Excerpt from a dataset

-- BEGIN --

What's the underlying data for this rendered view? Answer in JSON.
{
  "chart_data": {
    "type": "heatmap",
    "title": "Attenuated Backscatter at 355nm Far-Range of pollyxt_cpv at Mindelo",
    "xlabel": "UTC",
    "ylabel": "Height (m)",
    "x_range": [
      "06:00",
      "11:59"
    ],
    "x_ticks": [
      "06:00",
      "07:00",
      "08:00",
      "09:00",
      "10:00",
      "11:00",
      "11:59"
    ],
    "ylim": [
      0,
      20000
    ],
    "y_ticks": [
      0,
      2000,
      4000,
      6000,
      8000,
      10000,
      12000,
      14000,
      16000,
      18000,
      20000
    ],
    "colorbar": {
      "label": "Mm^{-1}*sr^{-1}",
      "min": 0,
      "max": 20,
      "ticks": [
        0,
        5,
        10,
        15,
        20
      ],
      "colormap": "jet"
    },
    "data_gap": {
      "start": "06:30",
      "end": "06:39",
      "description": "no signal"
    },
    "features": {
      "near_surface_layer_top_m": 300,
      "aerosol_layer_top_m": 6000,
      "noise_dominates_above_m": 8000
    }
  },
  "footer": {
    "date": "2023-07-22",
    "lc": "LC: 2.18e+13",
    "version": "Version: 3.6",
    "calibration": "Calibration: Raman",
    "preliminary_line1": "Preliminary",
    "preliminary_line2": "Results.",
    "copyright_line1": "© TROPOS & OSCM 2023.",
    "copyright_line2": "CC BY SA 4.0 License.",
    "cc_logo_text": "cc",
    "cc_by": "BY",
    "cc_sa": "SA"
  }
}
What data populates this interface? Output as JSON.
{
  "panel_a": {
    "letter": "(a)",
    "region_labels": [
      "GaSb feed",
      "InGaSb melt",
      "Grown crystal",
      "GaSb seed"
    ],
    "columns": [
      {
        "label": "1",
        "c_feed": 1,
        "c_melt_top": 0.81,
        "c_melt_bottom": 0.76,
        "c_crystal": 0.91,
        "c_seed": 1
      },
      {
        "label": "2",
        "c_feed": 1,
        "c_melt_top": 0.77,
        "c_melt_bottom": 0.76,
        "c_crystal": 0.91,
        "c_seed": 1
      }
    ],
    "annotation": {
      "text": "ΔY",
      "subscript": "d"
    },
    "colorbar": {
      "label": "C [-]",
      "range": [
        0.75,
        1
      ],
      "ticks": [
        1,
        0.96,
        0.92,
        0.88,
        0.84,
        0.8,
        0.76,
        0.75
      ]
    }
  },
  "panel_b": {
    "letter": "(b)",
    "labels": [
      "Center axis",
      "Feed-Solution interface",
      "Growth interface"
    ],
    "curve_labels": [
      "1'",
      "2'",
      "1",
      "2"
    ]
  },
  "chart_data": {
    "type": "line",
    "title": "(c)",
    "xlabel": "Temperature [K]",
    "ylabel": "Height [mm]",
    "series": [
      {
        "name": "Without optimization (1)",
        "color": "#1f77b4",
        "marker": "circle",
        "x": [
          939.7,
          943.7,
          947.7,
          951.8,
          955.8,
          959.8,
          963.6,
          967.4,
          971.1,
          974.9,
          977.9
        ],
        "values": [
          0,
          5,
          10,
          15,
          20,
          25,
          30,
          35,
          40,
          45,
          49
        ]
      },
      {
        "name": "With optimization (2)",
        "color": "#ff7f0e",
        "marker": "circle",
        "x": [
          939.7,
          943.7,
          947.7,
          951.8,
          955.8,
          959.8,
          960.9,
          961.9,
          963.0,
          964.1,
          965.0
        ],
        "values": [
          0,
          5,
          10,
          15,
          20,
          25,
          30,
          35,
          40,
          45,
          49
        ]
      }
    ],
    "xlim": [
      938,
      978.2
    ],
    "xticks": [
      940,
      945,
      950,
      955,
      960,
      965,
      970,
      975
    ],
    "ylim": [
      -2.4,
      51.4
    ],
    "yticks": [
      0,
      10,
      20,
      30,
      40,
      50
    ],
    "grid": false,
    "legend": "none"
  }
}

-- END --

All of the entries need to be reproduced exactly; please write them out.

*OUTPUT FOR THIS TASK:*
What's the underlying data for this rendered view? Answer in JSON.
{
  "chart_data": {
    "type": "heatmap",
    "title": "Attenuated Backscatter at 355nm Far-Range of pollyxt_cpv at Mindelo",
    "xlabel": "UTC",
    "ylabel": "Height (m)",
    "x_range": [
      "06:00",
      "11:59"
    ],
    "x_ticks": [
      "06:00",
      "07:00",
      "08:00",
      "09:00",
      "10:00",
      "11:00",
      "11:59"
    ],
    "ylim": [
      0,
      20000
    ],
    "y_ticks": [
      0,
      2000,
      4000,
      6000,
      8000,
      10000,
      12000,
      14000,
      16000,
      18000,
      20000
    ],
    "colorbar": {
      "label": "Mm^{-1}*sr^{-1}",
      "min": 0,
      "max": 20,
      "ticks": [
        0,
        5,
        10,
        15,
        20
      ],
      "colormap": "jet"
    },
    "data_gap": {
      "start": "06:30",
      "end": "06:39",
      "description": "no signal"
    },
    "features": {
      "near_surface_layer_top_m": 300,
      "aerosol_layer_top_m": 6000,
      "noise_dominates_above_m": 8000
    }
  },
  "footer": {
    "date": "2023-07-22",
    "lc": "LC: 2.18e+13",
    "version": "Version: 3.6",
    "calibration": "Calibration: Raman",
    "preliminary_line1": "Preliminary",
    "preliminary_line2": "Results.",
    "copyright_line1": "© TROPOS & OSCM 2023.",
    "copyright_line2": "CC BY SA 4.0 License.",
    "cc_logo_text": "cc",
    "cc_by": "BY",
    "cc_sa": "SA"
  }
}
What data populates this interface? Output as JSON.
{
  "panel_a": {
    "letter": "(a)",
    "region_labels": [
      "GaSb feed",
      "InGaSb melt",
      "Grown crystal",
      "GaSb seed"
    ],
    "columns": [
      {
        "label": "1",
        "c_feed": 1,
        "c_melt_top": 0.81,
        "c_melt_bottom": 0.76,
        "c_crystal": 0.91,
        "c_seed": 1
      },
      {
        "label": "2",
        "c_feed": 1,
        "c_melt_top": 0.77,
        "c_melt_bottom": 0.76,
        "c_crystal": 0.91,
        "c_seed": 1
      }
    ],
    "annotation": {
      "text": "ΔY",
      "subscript": "d"
    },
    "colorbar": {
      "label": "C [-]",
      "range": [
        0.75,
        1
      ],
      "ticks": [
        1,
        0.96,
        0.92,
        0.88,
        0.84,
        0.8,
        0.76,
        0.75
      ]
    }
  },
  "panel_b": {
    "letter": "(b)",
    "labels": [
      "Center axis",
      "Feed-Solution interface",
      "Growth interface"
    ],
    "curve_labels": [
      "1'",
      "2'",
      "1",
      "2"
    ]
  },
  "chart_data": {
    "type": "line",
    "title": "(c)",
    "xlabel": "Temperature [K]",
    "ylabel": "Height [mm]",
    "series": [
      {
        "name": "Without optimization (1)",
        "color": "#1f77b4",
        "marker": "circle",
        "x": [
          939.7,
          943.7,
          947.7,
          951.8,
          955.8,
          959.8,
          963.6,
          967.4,
          971.1,
          974.9,
          977.9
        ],
        "values": [
          0,
          5,
          10,
          15,
          20,
          25,
          30,
          35,
          40,
          45,
          49
        ]
      },
      {
        "name": "With optimization (2)",
        "color": "#ff7f0e",
        "marker": "circle",
        "x": [
          939.7,
          943.7,
          947.7,
          951.8,
          955.8,
          959.8,
          960.9,
          961.9,
          963.0,
          964.1,
          965.0
        ],
        "values": [
          0,
          5,
          10,
          15,
          20,
          25,
          30,
          35,
          40,
          45,
          49
        ]
      }
    ],
    "xlim": [
      938,
      978.2
    ],
    "xticks": [
      940,
      945,
      950,
      955,
      960,
      965,
      970,
      975
    ],
    "ylim": [
      -2.4,
      51.4
    ],
    "yticks": [
      0,
      10,
      20,
      30,
      40,
      50
    ],
    "grid": false,
    "legend": "none"
  }
}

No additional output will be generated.